╔══

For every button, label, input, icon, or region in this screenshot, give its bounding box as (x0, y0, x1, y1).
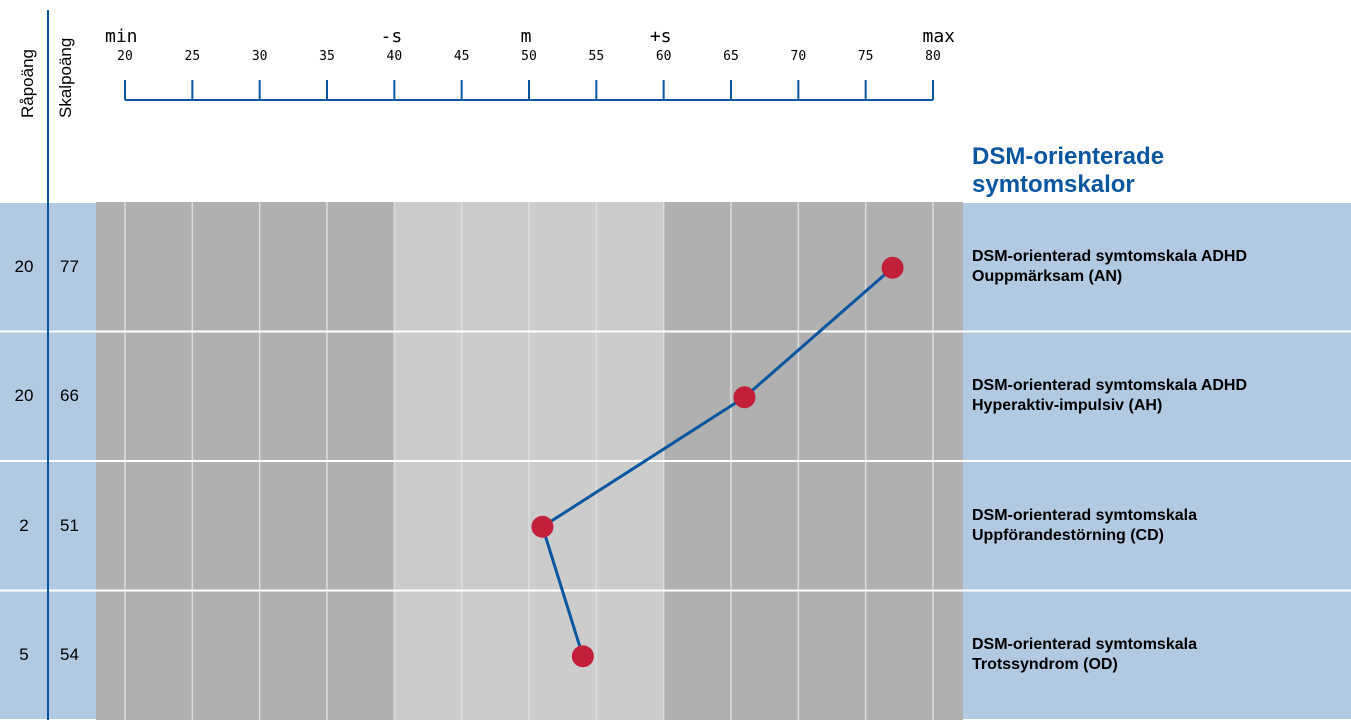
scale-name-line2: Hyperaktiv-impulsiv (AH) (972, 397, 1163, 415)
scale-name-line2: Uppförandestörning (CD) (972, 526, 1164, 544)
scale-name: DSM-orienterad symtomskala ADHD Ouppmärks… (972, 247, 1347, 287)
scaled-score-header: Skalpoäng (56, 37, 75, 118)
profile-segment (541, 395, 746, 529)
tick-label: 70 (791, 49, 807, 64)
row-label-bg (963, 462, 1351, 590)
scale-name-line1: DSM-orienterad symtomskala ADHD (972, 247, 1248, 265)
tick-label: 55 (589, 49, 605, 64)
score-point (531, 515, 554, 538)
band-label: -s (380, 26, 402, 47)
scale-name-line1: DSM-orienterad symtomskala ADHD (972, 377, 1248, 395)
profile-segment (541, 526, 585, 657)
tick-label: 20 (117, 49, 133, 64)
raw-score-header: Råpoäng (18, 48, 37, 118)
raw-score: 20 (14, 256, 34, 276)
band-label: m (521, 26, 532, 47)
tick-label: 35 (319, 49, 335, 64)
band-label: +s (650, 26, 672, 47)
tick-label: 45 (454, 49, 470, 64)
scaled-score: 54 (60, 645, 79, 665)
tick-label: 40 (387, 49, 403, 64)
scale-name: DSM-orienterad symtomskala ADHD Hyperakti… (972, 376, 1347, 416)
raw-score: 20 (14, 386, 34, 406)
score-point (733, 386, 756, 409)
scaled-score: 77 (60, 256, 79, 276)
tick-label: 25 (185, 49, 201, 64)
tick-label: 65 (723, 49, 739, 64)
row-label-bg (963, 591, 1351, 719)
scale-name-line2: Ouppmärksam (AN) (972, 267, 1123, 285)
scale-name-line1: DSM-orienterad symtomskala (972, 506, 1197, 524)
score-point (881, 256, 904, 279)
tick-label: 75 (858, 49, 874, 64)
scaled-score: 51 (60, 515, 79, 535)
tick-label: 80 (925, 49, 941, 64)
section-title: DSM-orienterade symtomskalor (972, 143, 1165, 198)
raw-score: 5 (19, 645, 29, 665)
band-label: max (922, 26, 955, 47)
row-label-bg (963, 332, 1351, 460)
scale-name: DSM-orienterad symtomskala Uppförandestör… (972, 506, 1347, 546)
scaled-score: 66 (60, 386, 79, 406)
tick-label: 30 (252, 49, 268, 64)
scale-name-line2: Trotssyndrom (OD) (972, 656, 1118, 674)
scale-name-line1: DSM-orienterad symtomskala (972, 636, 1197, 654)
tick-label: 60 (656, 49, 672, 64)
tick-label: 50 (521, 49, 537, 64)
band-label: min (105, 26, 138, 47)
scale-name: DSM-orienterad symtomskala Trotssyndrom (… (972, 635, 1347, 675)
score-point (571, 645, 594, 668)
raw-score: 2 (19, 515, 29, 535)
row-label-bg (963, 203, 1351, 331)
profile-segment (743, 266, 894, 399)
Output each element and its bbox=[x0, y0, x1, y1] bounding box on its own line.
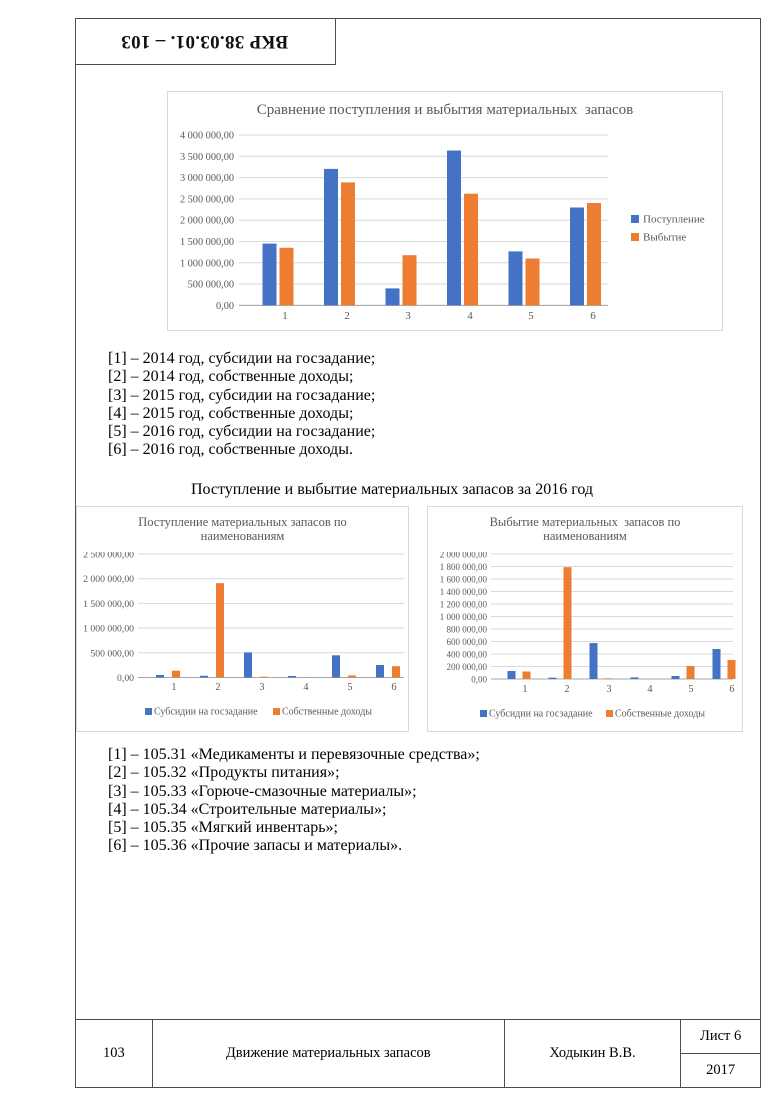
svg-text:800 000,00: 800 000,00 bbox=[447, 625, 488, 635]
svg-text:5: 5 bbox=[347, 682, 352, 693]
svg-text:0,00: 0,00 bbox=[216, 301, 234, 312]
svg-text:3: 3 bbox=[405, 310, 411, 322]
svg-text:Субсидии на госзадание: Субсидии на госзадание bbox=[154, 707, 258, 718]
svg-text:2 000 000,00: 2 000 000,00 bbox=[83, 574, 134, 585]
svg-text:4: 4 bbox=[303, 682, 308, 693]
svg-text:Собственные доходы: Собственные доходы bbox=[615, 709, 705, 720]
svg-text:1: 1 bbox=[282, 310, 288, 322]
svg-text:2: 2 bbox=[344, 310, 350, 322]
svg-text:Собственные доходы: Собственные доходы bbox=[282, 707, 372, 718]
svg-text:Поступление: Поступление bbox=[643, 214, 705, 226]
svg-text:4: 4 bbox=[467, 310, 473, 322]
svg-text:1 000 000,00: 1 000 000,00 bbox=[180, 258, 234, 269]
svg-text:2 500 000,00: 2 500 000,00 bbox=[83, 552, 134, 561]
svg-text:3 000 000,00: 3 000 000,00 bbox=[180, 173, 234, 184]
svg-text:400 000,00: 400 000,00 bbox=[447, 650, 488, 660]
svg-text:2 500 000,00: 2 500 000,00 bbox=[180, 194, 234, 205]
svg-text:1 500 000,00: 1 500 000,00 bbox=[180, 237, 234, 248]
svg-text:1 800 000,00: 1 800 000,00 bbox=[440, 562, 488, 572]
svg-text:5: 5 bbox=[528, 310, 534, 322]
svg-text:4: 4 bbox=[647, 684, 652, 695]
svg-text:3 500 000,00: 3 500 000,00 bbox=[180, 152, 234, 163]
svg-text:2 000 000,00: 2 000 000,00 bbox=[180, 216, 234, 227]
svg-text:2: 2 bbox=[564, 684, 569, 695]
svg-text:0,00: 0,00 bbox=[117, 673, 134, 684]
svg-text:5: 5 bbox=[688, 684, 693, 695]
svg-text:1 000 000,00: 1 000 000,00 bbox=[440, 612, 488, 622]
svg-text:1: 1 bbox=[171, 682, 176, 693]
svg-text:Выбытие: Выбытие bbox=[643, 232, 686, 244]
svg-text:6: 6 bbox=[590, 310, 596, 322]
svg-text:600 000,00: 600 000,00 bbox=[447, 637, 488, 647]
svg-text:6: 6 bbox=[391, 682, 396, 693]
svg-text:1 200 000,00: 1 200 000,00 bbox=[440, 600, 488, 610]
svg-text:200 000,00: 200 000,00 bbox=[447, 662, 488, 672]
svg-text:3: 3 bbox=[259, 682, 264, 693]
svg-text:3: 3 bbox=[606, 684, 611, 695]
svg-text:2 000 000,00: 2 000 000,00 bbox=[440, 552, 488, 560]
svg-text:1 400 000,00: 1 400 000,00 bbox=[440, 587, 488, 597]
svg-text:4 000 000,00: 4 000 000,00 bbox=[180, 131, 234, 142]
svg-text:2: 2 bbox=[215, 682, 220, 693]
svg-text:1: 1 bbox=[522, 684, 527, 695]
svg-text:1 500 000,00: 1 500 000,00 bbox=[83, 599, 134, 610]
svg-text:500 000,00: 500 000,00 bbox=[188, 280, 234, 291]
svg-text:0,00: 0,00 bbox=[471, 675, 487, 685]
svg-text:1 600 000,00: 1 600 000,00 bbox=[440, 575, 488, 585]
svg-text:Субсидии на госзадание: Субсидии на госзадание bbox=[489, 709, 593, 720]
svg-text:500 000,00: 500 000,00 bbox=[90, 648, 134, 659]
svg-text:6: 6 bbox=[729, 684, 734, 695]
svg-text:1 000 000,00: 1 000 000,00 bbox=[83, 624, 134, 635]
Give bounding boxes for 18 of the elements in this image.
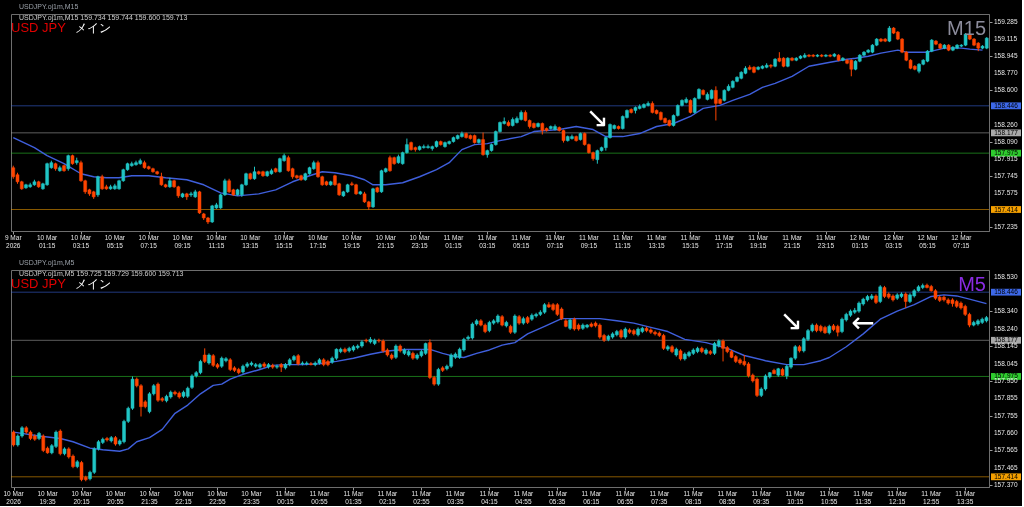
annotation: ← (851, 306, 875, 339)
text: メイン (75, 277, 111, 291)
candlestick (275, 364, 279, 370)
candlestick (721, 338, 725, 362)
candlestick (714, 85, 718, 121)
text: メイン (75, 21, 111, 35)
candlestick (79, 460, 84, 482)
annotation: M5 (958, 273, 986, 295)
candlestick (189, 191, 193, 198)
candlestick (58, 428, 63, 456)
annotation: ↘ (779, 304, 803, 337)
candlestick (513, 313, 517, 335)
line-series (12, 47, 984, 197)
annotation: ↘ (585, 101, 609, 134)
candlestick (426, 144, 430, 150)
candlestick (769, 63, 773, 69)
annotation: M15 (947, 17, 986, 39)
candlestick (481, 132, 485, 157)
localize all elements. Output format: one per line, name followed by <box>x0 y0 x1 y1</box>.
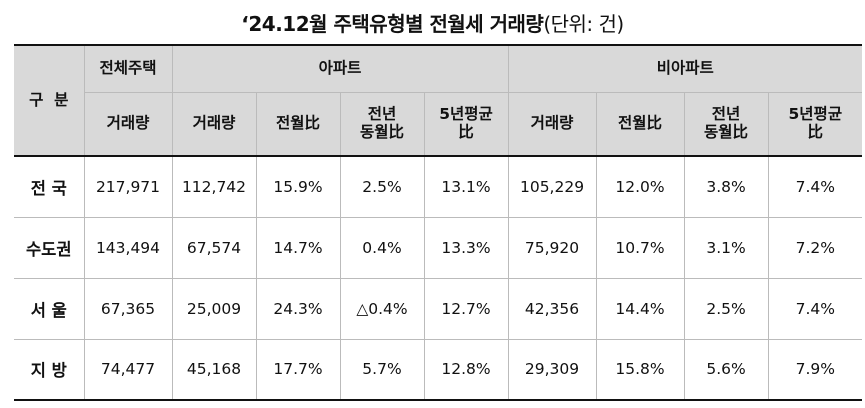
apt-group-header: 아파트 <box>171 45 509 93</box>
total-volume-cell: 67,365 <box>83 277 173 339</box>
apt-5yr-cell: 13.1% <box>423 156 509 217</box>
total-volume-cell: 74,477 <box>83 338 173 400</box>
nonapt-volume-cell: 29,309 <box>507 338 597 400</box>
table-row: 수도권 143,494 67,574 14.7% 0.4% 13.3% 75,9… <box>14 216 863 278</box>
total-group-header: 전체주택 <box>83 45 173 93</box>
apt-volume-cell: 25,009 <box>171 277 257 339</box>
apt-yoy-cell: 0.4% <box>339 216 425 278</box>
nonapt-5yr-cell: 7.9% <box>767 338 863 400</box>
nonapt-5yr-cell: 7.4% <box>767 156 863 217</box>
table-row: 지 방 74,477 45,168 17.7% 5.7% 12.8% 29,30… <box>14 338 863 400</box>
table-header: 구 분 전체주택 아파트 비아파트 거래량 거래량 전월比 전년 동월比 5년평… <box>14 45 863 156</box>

╚══

Problem –
Output, as a numbered list and without blank lines, the lines from the one containing "svg-text:800 000,00: 800" through the one containing "svg-text:3: 3 bbox=[259, 682, 264, 693]", both included.

Result –
1. svg-text:800 000,00: 800 000,00 bbox=[447, 625, 488, 635]
2. svg-text:5: 5 bbox=[347, 682, 352, 693]
3. svg-text:0,00: 0,00 bbox=[216, 301, 234, 312]
4. svg-text:3: 3 bbox=[405, 310, 411, 322]
5. svg-text:Субсидии на госзадание: Субсидии на госзадание bbox=[154, 707, 258, 718]
6. svg-text:2 000 000,00: 2 000 000,00 bbox=[83, 574, 134, 585]
7. svg-text:4: 4 bbox=[303, 682, 308, 693]
8. svg-text:Собственные доходы: Собственные доходы bbox=[615, 709, 705, 720]
9. svg-text:1: 1 bbox=[282, 310, 288, 322]
10. svg-text:2: 2 bbox=[344, 310, 350, 322]
11. svg-text:Собственные доходы: Собственные доходы bbox=[282, 707, 372, 718]
12. svg-text:Поступление: Поступление bbox=[643, 214, 705, 226]
13. svg-text:4: 4 bbox=[467, 310, 473, 322]
14. svg-text:1 000 000,00: 1 000 000,00 bbox=[180, 258, 234, 269]
15. svg-text:2 500 000,00: 2 500 000,00 bbox=[83, 552, 134, 561]
16. svg-text:3 000 000,00: 3 000 000,00 bbox=[180, 173, 234, 184]
17. svg-text:400 000,00: 400 000,00 bbox=[447, 650, 488, 660]
18. svg-text:2 500 000,00: 2 500 000,00 bbox=[180, 194, 234, 205]
19. svg-text:1 500 000,00: 1 500 000,00 bbox=[180, 237, 234, 248]
20. svg-text:1 800 000,00: 1 800 000,00 bbox=[440, 562, 488, 572]
21. svg-text:5: 5 bbox=[528, 310, 534, 322]
22. svg-text:4: 4 bbox=[647, 684, 652, 695]
23. svg-text:3 500 000,00: 3 500 000,00 bbox=[180, 152, 234, 163]
24. svg-text:2 000 000,00: 2 000 000,00 bbox=[180, 216, 234, 227]
25. svg-text:2: 2 bbox=[564, 684, 569, 695]
26. svg-text:0,00: 0,00 bbox=[117, 673, 134, 684]
27. svg-text:5: 5 bbox=[688, 684, 693, 695]
28. svg-text:1 000 000,00: 1 000 000,00 bbox=[440, 612, 488, 622]
29. svg-text:1: 1 bbox=[171, 682, 176, 693]
30. svg-text:Выбытие: Выбытие bbox=[643, 232, 686, 244]
31. svg-text:6: 6 bbox=[590, 310, 596, 322]
32. svg-text:600 000,00: 600 000,00 bbox=[447, 637, 488, 647]
33. svg-text:6: 6 bbox=[391, 682, 396, 693]
34. svg-text:1 200 000,00: 1 200 000,00 bbox=[440, 600, 488, 610]
35. svg-text:200 000,00: 200 000,00 bbox=[447, 662, 488, 672]
36. svg-text:3: 3 bbox=[259, 682, 264, 693]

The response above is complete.